- Task details: Check each line for the word "固定污染源排气中氮氧化物的测定" and report how many have it. Give nothing else.

[Task inputs start]

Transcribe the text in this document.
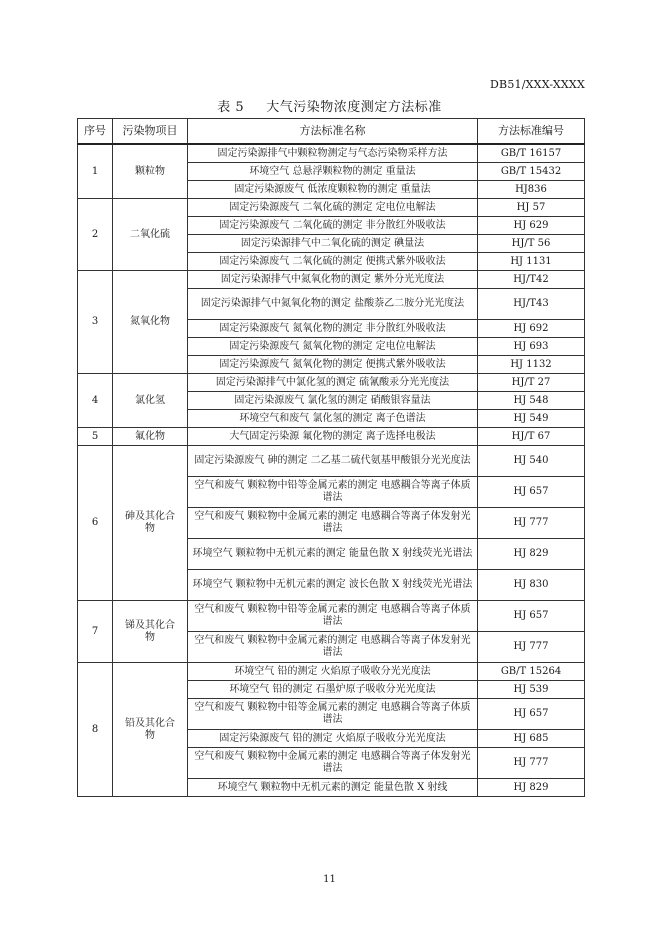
DB51/XXX-XXXX
表 5 大气污染物浓度测定方法标准
序号	污染物项目	方法标准名称	方法标准编号
1	颗粒物	固定污染源排气中颗粒物测定与气态污染物采样方法	GB/T 16157
		环境空气 总悬浮颗粒物的测定 重量法	GB/T 15432
		固定污染源废气 低浓度颗粒物的测定 重量法	HJ836
2	二氧化硫	固定污染源废气 二氧化硫的测定 定电位电解法	HJ 57
		固定污染源废气 二氧化硫的测定 非分散红外吸收法	HJ 629
		固定污染源排气中二氧化硫的测定 碘量法	HJ/T 56
		固定污染源废气 二氧化硫的测定 便携式紫外吸收法	HJ 1131
3	氮氧化物	固定污染源排气中氮氧化物的测定 紫外分光光度法	HJ/T42
		固定污染源排气中氮氧化物的测定 盐酸萘乙二胺分光光度法	HJ/T43
		固定污染源废气 氮氧化物的测定 非分散红外吸收法	HJ 692
		固定污染源废气 氮氧化物的测定 定电位电解法	HJ 693
		固定污染源废气 氮氧化物的测定 便携式紫外吸收法	HJ 1132
4	氯化氢	固定污染源排气中氯化氢的测定 硫氰酸汞分光光度法	HJ/T 27
		固定污染源废气 氯化氢的测定 硝酸银容量法	HJ 548
		环境空气和废气 氯化氢的测定 离子色谱法	HJ 549
5	氟化物	大气固定污染源 氟化物的测定 离子选择电极法	HJ/T 67
6	砷及其化合物	固定污染源废气 砷的测定 二乙基二硫代氨基甲酸银分光光度法	HJ 540
		空气和废气 颗粒物中铅等金属元素的测定 电感耦合等离子体质谱法	HJ 657
		空气和废气 颗粒物中金属元素的测定 电感耦合等离子体发射光谱法	HJ 777
		环境空气 颗粒物中无机元素的测定 能量色散 X 射线荧光光谱法	HJ 829
		环境空气 颗粒物中无机元素的测定 波长色散 X 射线荧光光谱法	HJ 830
7	锑及其化合物	空气和废气 颗粒物中铅等金属元素的测定 电感耦合等离子体质谱法	HJ 657
		空气和废气 颗粒物中金属元素的测定 电感耦合等离子体发射光谱法	HJ 777
8	铅及其化合物	环境空气 铅的测定 火焰原子吸收分光光度法	GB/T 15264
		环境空气 铅的测定 石墨炉原子吸收分光光度法	HJ 539
		空气和废气 颗粒物中铅等金属元素的测定 电感耦合等离子体质谱法	HJ 657
		固定污染源废气 铅的测定 火焰原子吸收分光光度法	HJ 685
		空气和废气 颗粒物中金属元素的测定 电感耦合等离子体发射光谱法	HJ 777
		环境空气 颗粒物中无机元素的测定 能量色散 X 射线	HJ 829
11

[Task inputs end]

- Answer in full: 2